• [DESCRIPTION OF THE TASK]: Skip every image and restate the data word for word.

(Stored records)

*-*-*

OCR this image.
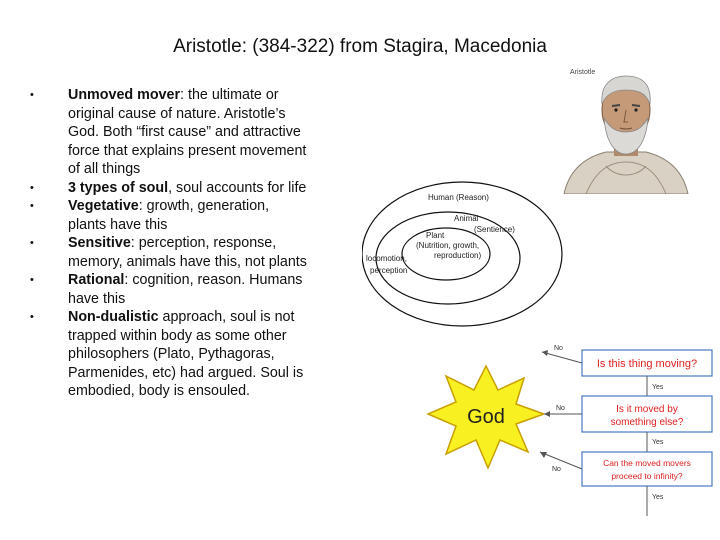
Aristotle: (384-322) from Stagira, Macedonia
• Unmoved mover: the ultimate or original cause of nature. Aristotle’s God. Both “first cause” and attractive force that explains present movement of all things
• 3 types of soul, soul accounts for life
• Vegetative: growth, generation, plants have this
• Sensitive: perception, response, memory, animals have this, not plants
• Rational: cognition, reason. Humans have this
• Non-dualistic approach, soul is not trapped within body as some other philosophers (Plato, Pythagoras, Parmenides, etc) had argued. Soul is embodied, body is ensouled.
Aristotle
Human (Reason)
Animal
(Sentience)
Plant
(Nutrition, growth,
reproduction)
locomotion,
perception
God
Is this thing moving?
Is it moved by
something else?
Can the moved movers
proceed to infinity?
Yes
Yes
Yes
No
No
No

*-*-*

• [THE ANSWER]:
OCR this image.
Aristotle: (384-322) from Stagira, Macedonia
• Unmoved mover: the ultimate or original cause of nature. Aristotle’s God. Both “first cause” and attractive force that explains present movement of all things
• 3 types of soul, soul accounts for life
• Vegetative: growth, generation, plants have this
• Sensitive: perception, response, memory, animals have this, not plants
• Rational: cognition, reason. Humans have this
• Non-dualistic approach, soul is not trapped within body as some other philosophers (Plato, Pythagoras, Parmenides, etc) had argued. Soul is embodied, body is ensouled.
Aristotle
Human (Reason)
Animal
(Sentience)
Plant
(Nutrition, growth,
reproduction)
locomotion,
perception
God
Is this thing moving?
Is it moved by
something else?
Can the moved movers
proceed to infinity?
Yes
Yes
Yes
No
No
No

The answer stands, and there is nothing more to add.